### [DATA RECORDS]
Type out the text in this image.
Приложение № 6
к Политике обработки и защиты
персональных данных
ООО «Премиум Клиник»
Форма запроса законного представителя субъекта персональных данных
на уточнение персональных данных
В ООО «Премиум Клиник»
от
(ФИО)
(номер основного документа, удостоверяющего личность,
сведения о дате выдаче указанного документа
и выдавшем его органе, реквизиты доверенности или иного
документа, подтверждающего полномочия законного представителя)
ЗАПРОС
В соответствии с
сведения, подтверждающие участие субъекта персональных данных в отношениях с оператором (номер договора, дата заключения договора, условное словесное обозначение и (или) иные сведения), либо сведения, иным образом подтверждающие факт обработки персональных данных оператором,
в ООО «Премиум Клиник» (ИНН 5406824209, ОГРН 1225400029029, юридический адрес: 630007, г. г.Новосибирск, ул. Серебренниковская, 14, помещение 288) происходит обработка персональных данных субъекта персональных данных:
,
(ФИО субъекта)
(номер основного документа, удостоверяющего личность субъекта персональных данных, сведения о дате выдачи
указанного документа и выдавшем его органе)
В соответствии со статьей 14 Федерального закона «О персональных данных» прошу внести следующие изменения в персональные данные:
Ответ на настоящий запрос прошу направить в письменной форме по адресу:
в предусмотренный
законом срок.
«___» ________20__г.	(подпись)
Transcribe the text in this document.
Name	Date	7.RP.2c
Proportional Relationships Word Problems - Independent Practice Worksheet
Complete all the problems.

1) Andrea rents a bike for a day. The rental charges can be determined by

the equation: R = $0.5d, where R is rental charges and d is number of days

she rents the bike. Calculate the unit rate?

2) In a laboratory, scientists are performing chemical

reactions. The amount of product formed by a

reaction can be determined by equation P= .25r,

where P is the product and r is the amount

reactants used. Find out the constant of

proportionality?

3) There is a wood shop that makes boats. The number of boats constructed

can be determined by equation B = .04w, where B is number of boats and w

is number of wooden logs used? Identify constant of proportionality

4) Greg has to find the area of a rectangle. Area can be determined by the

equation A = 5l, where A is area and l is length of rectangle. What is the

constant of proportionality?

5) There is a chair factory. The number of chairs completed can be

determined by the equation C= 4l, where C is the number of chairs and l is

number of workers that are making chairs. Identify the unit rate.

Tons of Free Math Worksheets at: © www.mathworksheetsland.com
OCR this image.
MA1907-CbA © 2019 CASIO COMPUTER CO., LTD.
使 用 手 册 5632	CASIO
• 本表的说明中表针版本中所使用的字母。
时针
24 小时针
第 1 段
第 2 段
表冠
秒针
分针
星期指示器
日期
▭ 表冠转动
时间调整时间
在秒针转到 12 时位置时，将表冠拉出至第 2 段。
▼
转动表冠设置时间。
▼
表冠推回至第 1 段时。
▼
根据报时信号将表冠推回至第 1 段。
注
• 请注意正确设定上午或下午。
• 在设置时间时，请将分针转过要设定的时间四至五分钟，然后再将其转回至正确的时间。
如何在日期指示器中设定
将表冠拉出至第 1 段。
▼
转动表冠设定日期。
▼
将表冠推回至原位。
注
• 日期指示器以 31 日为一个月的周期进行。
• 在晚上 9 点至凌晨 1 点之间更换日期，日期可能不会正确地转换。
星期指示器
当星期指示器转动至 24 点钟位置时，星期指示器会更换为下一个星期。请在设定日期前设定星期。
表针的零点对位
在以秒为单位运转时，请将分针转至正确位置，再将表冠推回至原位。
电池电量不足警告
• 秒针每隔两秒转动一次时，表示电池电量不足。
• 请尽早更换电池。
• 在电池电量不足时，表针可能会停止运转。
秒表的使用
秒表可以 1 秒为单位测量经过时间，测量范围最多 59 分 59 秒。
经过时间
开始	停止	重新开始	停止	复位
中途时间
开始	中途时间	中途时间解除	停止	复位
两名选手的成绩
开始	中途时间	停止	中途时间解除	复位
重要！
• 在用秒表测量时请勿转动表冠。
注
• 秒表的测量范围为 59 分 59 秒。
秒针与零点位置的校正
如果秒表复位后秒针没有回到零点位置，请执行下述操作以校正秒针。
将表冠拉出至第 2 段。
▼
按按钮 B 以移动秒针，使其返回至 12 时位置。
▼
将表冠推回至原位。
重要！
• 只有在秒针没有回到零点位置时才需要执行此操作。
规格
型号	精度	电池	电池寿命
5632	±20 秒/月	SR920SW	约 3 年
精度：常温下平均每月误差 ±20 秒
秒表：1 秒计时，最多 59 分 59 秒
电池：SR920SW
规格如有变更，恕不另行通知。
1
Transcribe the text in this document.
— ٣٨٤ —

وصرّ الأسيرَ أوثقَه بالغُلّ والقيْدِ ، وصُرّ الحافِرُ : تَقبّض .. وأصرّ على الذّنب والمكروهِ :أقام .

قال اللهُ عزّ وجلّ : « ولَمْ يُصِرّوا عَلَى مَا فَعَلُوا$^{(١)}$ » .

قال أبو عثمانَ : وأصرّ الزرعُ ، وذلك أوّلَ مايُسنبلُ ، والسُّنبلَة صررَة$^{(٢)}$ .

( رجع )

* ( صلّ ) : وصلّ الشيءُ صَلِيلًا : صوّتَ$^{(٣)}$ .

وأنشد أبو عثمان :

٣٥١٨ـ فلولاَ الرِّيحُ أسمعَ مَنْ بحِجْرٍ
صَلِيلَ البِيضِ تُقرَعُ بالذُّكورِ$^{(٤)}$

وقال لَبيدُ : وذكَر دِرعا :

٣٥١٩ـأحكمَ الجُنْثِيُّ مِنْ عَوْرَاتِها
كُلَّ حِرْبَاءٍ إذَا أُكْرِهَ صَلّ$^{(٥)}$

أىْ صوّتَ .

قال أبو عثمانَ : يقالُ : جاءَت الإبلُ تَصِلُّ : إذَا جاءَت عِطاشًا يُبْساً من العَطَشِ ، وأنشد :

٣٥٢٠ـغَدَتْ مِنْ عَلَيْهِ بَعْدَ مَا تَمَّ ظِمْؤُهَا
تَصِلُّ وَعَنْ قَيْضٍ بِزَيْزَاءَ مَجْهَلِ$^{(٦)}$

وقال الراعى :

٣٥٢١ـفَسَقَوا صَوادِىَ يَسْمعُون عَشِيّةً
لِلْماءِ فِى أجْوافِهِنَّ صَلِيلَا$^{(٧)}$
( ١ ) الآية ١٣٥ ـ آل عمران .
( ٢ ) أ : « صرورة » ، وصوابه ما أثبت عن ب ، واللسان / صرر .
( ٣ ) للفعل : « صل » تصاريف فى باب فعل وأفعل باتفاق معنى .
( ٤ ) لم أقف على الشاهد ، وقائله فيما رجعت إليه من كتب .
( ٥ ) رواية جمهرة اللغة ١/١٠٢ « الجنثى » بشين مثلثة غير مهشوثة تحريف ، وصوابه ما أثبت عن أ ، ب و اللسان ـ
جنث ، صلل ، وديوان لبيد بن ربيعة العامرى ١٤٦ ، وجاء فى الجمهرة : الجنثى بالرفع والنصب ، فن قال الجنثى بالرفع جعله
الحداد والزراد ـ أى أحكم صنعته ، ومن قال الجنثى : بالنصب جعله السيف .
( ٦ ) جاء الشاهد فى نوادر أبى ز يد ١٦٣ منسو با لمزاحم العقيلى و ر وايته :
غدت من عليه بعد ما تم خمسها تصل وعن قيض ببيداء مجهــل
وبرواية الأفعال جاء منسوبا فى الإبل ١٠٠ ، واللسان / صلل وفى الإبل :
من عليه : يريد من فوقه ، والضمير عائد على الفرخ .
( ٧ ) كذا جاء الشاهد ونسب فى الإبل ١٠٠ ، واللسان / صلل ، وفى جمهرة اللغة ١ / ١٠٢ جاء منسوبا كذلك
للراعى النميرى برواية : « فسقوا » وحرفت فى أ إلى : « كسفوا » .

### [EXERCISE BRIEF]
Copy out every line in the listing where the word "bike" appears.

### [WRITTEN ANSWER]
1) Andrea rents a bike for a day. The rental charges can be determined by
she rents the bike. Calculate the unit rate?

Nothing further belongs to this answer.